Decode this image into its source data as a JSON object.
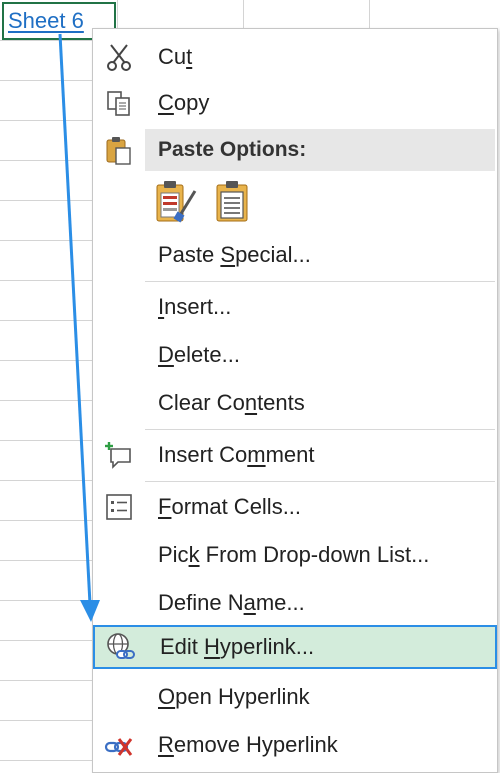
{
  "cell": {
    "text": "Sheet 6"
  },
  "colors": {
    "link": "#1f6fc4",
    "highlight_bg": "#d3ecdb",
    "highlight_border": "#2b8ee6",
    "arrow": "#2b8ee6"
  },
  "menu": {
    "cut": {
      "pre": "Cu",
      "u": "t",
      "post": "",
      "icon": "scissors-icon"
    },
    "copy": {
      "pre": "",
      "u": "C",
      "post": "opy",
      "icon": "copy-icon"
    },
    "paste_options": {
      "label": "Paste Options:",
      "icon": "clipboard-paste-icon"
    },
    "paste_formatting_icon": "paste-formatting-icon",
    "paste_values_icon": "paste-values-icon",
    "paste_special": {
      "pre": "Paste ",
      "u": "S",
      "post": "pecial..."
    },
    "insert": {
      "pre": "",
      "u": "I",
      "post": "nsert..."
    },
    "delete": {
      "pre": "",
      "u": "D",
      "post": "elete..."
    },
    "clear_contents": {
      "pre": "Clear Co",
      "u": "n",
      "post": "tents"
    },
    "insert_comment": {
      "pre": "Insert Co",
      "u": "m",
      "post": "ment",
      "icon": "comment-plus-icon"
    },
    "format_cells": {
      "pre": "",
      "u": "F",
      "post": "ormat Cells...",
      "icon": "format-cells-icon"
    },
    "pick_dropdown": {
      "pre": "Pic",
      "u": "k",
      "post": " From Drop-down List..."
    },
    "define_name": {
      "pre": "Define N",
      "u": "a",
      "post": "me..."
    },
    "edit_hyperlink": {
      "pre": "Edit ",
      "u": "H",
      "post": "yperlink...",
      "icon": "globe-link-icon"
    },
    "open_hyperlink": {
      "pre": "",
      "u": "O",
      "post": "pen Hyperlink"
    },
    "remove_hyperlink": {
      "pre": "",
      "u": "R",
      "post": "emove Hyperlink",
      "icon": "remove-link-icon"
    }
  }
}
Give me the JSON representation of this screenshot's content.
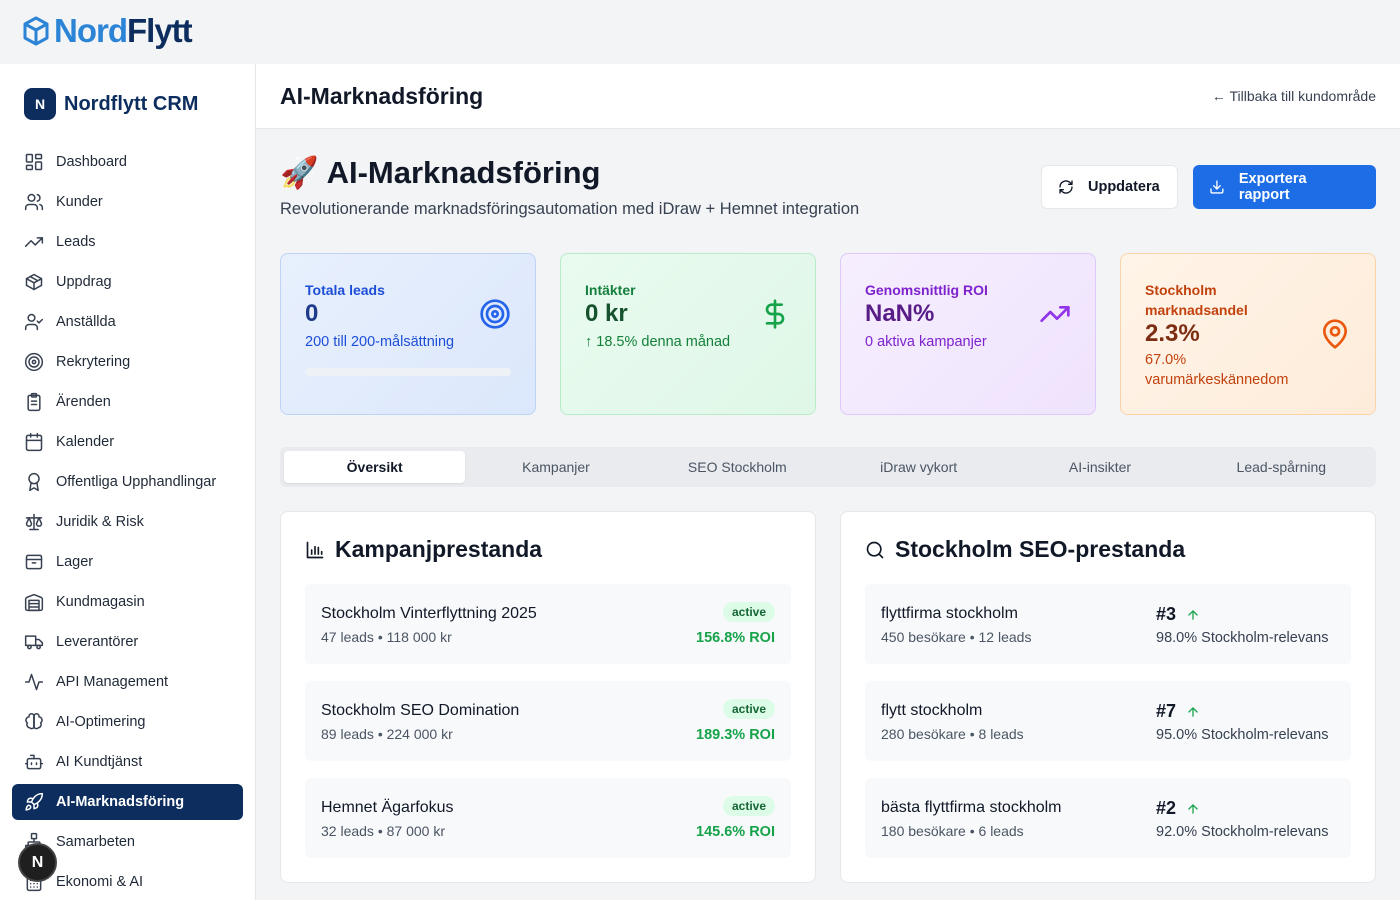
{
  "brand": {
    "part1": "Nord",
    "part2": "Flytt"
  },
  "sidebar": {
    "logo_letter": "N",
    "title": "Nordflytt CRM",
    "items": [
      {
        "label": "Dashboard",
        "icon": "layout-grid-icon"
      },
      {
        "label": "Kunder",
        "icon": "users-icon"
      },
      {
        "label": "Leads",
        "icon": "trending-up-icon"
      },
      {
        "label": "Uppdrag",
        "icon": "package-icon"
      },
      {
        "label": "Anställda",
        "icon": "user-check-icon"
      },
      {
        "label": "Rekrytering",
        "icon": "target-icon"
      },
      {
        "label": "Ärenden",
        "icon": "clipboard-icon"
      },
      {
        "label": "Kalender",
        "icon": "calendar-icon"
      },
      {
        "label": "Offentliga Upphandlingar",
        "icon": "award-icon"
      },
      {
        "label": "Juridik & Risk",
        "icon": "scale-icon"
      },
      {
        "label": "Lager",
        "icon": "box-icon"
      },
      {
        "label": "Kundmagasin",
        "icon": "warehouse-icon"
      },
      {
        "label": "Leverantörer",
        "icon": "truck-icon"
      },
      {
        "label": "API Management",
        "icon": "activity-icon"
      },
      {
        "label": "AI-Optimering",
        "icon": "brain-icon"
      },
      {
        "label": "AI Kundtjänst",
        "icon": "bot-icon"
      },
      {
        "label": "AI-Marknadsföring",
        "icon": "rocket-icon",
        "active": true
      },
      {
        "label": "Samarbeten",
        "icon": "network-icon"
      },
      {
        "label": "Ekonomi & AI",
        "icon": "calculator-icon"
      }
    ]
  },
  "fab_letter": "N",
  "header": {
    "title": "AI-Marknadsföring",
    "back_link": "← Tillbaka till kundområde"
  },
  "page": {
    "emoji": "🚀",
    "title": "AI-Marknadsföring",
    "subtitle": "Revolutionerande marknadsföringsautomation med iDraw + Hemnet integration",
    "update_label": "Uppdatera",
    "export_label": "Exportera rapport"
  },
  "stats": [
    {
      "label": "Totala leads",
      "value": "0",
      "sub": "200 till 200-målsättning",
      "icon": "target-icon",
      "progress": 0
    },
    {
      "label": "Intäkter",
      "value": "0 kr",
      "sub": "↑ 18.5% denna månad",
      "icon": "dollar-icon"
    },
    {
      "label": "Genomsnittlig ROI",
      "value": "NaN%",
      "sub": "0 aktiva kampanjer",
      "icon": "trending-up-icon"
    },
    {
      "label": "Stockholm marknadsandel",
      "value": "2.3%",
      "sub": "67.0% varumärkeskännedom",
      "icon": "map-pin-icon"
    }
  ],
  "tabs": [
    "Översikt",
    "Kampanjer",
    "SEO Stockholm",
    "iDraw vykort",
    "AI-insikter",
    "Lead-spårning"
  ],
  "campaigns": {
    "title": "Kampanjprestanda",
    "items": [
      {
        "name": "Stockholm Vinterflyttning 2025",
        "meta": "47 leads • 118 000 kr",
        "status": "active",
        "roi": "156.8% ROI"
      },
      {
        "name": "Stockholm SEO Domination",
        "meta": "89 leads • 224 000 kr",
        "status": "active",
        "roi": "189.3% ROI"
      },
      {
        "name": "Hemnet Ägarfokus",
        "meta": "32 leads • 87 000 kr",
        "status": "active",
        "roi": "145.6% ROI"
      }
    ]
  },
  "seo": {
    "title": "Stockholm SEO-prestanda",
    "items": [
      {
        "keyword": "flyttfirma stockholm",
        "meta": "450 besökare • 12 leads",
        "rank": "#3",
        "relevance": "98.0% Stockholm-relevans"
      },
      {
        "keyword": "flytt stockholm",
        "meta": "280 besökare • 8 leads",
        "rank": "#7",
        "relevance": "95.0% Stockholm-relevans"
      },
      {
        "keyword": "bästa flyttfirma stockholm",
        "meta": "180 besökare • 6 leads",
        "rank": "#2",
        "relevance": "92.0% Stockholm-relevans"
      }
    ]
  }
}
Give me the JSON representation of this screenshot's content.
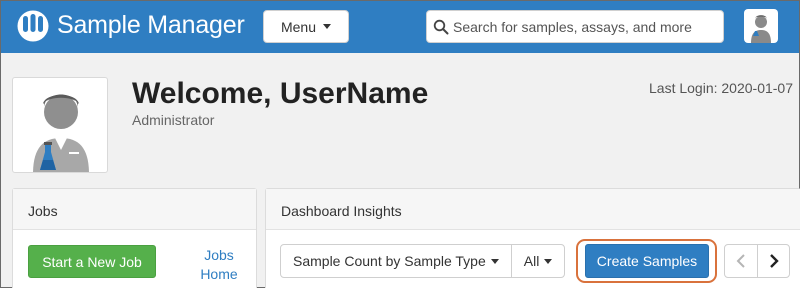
{
  "header": {
    "app_title": "Sample Manager",
    "menu_label": "Menu",
    "search_placeholder": "Search for samples, assays, and more",
    "brand_color": "#2f7ec2"
  },
  "welcome": {
    "title": "Welcome, UserName",
    "role": "Administrator",
    "last_login": "Last Login: 2020-01-07"
  },
  "jobs": {
    "title": "Jobs",
    "start_button": "Start a New Job",
    "home_link": "Jobs Home"
  },
  "insights": {
    "title": "Dashboard Insights",
    "chart_select": "Sample Count by Sample Type",
    "filter_select": "All",
    "create_button": "Create Samples",
    "prev_icon": "chevron-left-icon",
    "next_icon": "chevron-right-icon",
    "highlight_color": "#d9723c"
  }
}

### WORK ITEM
Images should not appear in the copy; retype the listing above exactly.

### SOLUTION FOR THIS PROBLEM
Decode this image into its source data as a JSON object.
{
  "cell": {
    "text": "Sheet 6"
  },
  "colors": {
    "link": "#1f6fc4",
    "highlight_bg": "#d3ecdb",
    "highlight_border": "#2b8ee6",
    "arrow": "#2b8ee6"
  },
  "menu": {
    "cut": {
      "pre": "Cu",
      "u": "t",
      "post": "",
      "icon": "scissors-icon"
    },
    "copy": {
      "pre": "",
      "u": "C",
      "post": "opy",
      "icon": "copy-icon"
    },
    "paste_options": {
      "label": "Paste Options:",
      "icon": "clipboard-paste-icon"
    },
    "paste_formatting_icon": "paste-formatting-icon",
    "paste_values_icon": "paste-values-icon",
    "paste_special": {
      "pre": "Paste ",
      "u": "S",
      "post": "pecial..."
    },
    "insert": {
      "pre": "",
      "u": "I",
      "post": "nsert..."
    },
    "delete": {
      "pre": "",
      "u": "D",
      "post": "elete..."
    },
    "clear_contents": {
      "pre": "Clear Co",
      "u": "n",
      "post": "tents"
    },
    "insert_comment": {
      "pre": "Insert Co",
      "u": "m",
      "post": "ment",
      "icon": "comment-plus-icon"
    },
    "format_cells": {
      "pre": "",
      "u": "F",
      "post": "ormat Cells...",
      "icon": "format-cells-icon"
    },
    "pick_dropdown": {
      "pre": "Pic",
      "u": "k",
      "post": " From Drop-down List..."
    },
    "define_name": {
      "pre": "Define N",
      "u": "a",
      "post": "me..."
    },
    "edit_hyperlink": {
      "pre": "Edit ",
      "u": "H",
      "post": "yperlink...",
      "icon": "globe-link-icon"
    },
    "open_hyperlink": {
      "pre": "",
      "u": "O",
      "post": "pen Hyperlink"
    },
    "remove_hyperlink": {
      "pre": "",
      "u": "R",
      "post": "emove Hyperlink",
      "icon": "remove-link-icon"
    }
  }
}
Give me the JSON representation of this screenshot's content.
{
  "brand": {
    "part1": "Nord",
    "part2": "Flytt"
  },
  "sidebar": {
    "logo_letter": "N",
    "title": "Nordflytt CRM",
    "items": [
      {
        "label": "Dashboard",
        "icon": "layout-grid-icon"
      },
      {
        "label": "Kunder",
        "icon": "users-icon"
      },
      {
        "label": "Leads",
        "icon": "trending-up-icon"
      },
      {
        "label": "Uppdrag",
        "icon": "package-icon"
      },
      {
        "label": "Anställda",
        "icon": "user-check-icon"
      },
      {
        "label": "Rekrytering",
        "icon": "target-icon"
      },
      {
        "label": "Ärenden",
        "icon": "clipboard-icon"
      },
      {
        "label": "Kalender",
        "icon": "calendar-icon"
      },
      {
        "label": "Offentliga Upphandlingar",
        "icon": "award-icon"
      },
      {
        "label": "Juridik & Risk",
        "icon": "scale-icon"
      },
      {
        "label": "Lager",
        "icon": "box-icon"
      },
      {
        "label": "Kundmagasin",
        "icon": "warehouse-icon"
      },
      {
        "label": "Leverantörer",
        "icon": "truck-icon"
      },
      {
        "label": "API Management",
        "icon": "activity-icon"
      },
      {
        "label": "AI-Optimering",
        "icon": "brain-icon"
      },
      {
        "label": "AI Kundtjänst",
        "icon": "bot-icon"
      },
      {
        "label": "AI-Marknadsföring",
        "icon": "rocket-icon",
        "active": true
      },
      {
        "label": "Samarbeten",
        "icon": "network-icon"
      },
      {
        "label": "Ekonomi & AI",
        "icon": "calculator-icon"
      }
    ]
  },
  "fab_letter": "N",
  "header": {
    "title": "AI-Marknadsföring",
    "back_link": "← Tillbaka till kundområde"
  },
  "page": {
    "emoji": "🚀",
    "title": "AI-Marknadsföring",
    "subtitle": "Revolutionerande marknadsföringsautomation med iDraw + Hemnet integration",
    "update_label": "Uppdatera",
    "export_label": "Exportera rapport"
  },
  "stats": [
    {
      "label": "Totala leads",
      "value": "0",
      "sub": "200 till 200-målsättning",
      "icon": "target-icon",
      "progress": 0
    },
    {
      "label": "Intäkter",
      "value": "0 kr",
      "sub": "↑ 18.5% denna månad",
      "icon": "dollar-icon"
    },
    {
      "label": "Genomsnittlig ROI",
      "value": "NaN%",
      "sub": "0 aktiva kampanjer",
      "icon": "trending-up-icon"
    },
    {
      "label": "Stockholm marknadsandel",
      "value": "2.3%",
      "sub": "67.0% varumärkeskännedom",
      "icon": "map-pin-icon"
    }
  ],
  "tabs": [
    "Översikt",
    "Kampanjer",
    "SEO Stockholm",
    "iDraw vykort",
    "AI-insikter",
    "Lead-spårning"
  ],
  "campaigns": {
    "title": "Kampanjprestanda",
    "items": [
      {
        "name": "Stockholm Vinterflyttning 2025",
        "meta": "47 leads • 118 000 kr",
        "status": "active",
        "roi": "156.8% ROI"
      },
      {
        "name": "Stockholm SEO Domination",
        "meta": "89 leads • 224 000 kr",
        "status": "active",
        "roi": "189.3% ROI"
      },
      {
        "name": "Hemnet Ägarfokus",
        "meta": "32 leads • 87 000 kr",
        "status": "active",
        "roi": "145.6% ROI"
      }
    ]
  },
  "seo": {
    "title": "Stockholm SEO-prestanda",
    "items": [
      {
        "keyword": "flyttfirma stockholm",
        "meta": "450 besökare • 12 leads",
        "rank": "#3",
        "relevance": "98.0% Stockholm-relevans"
      },
      {
        "keyword": "flytt stockholm",
        "meta": "280 besökare • 8 leads",
        "rank": "#7",
        "relevance": "95.0% Stockholm-relevans"
      },
      {
        "keyword": "bästa flyttfirma stockholm",
        "meta": "180 besökare • 6 leads",
        "rank": "#2",
        "relevance": "92.0% Stockholm-relevans"
      }
    ]
  }
}
Give me the JSON representation of this screenshot's content.
{
  "header": {
    "app_title": "Sample Manager",
    "menu_label": "Menu",
    "search_placeholder": "Search for samples, assays, and more",
    "brand_color": "#2f7ec2"
  },
  "welcome": {
    "title": "Welcome, UserName",
    "role": "Administrator",
    "last_login": "Last Login: 2020-01-07"
  },
  "jobs": {
    "title": "Jobs",
    "start_button": "Start a New Job",
    "home_link": "Jobs Home"
  },
  "insights": {
    "title": "Dashboard Insights",
    "chart_select": "Sample Count by Sample Type",
    "filter_select": "All",
    "create_button": "Create Samples",
    "prev_icon": "chevron-left-icon",
    "next_icon": "chevron-right-icon",
    "highlight_color": "#d9723c"
  }
}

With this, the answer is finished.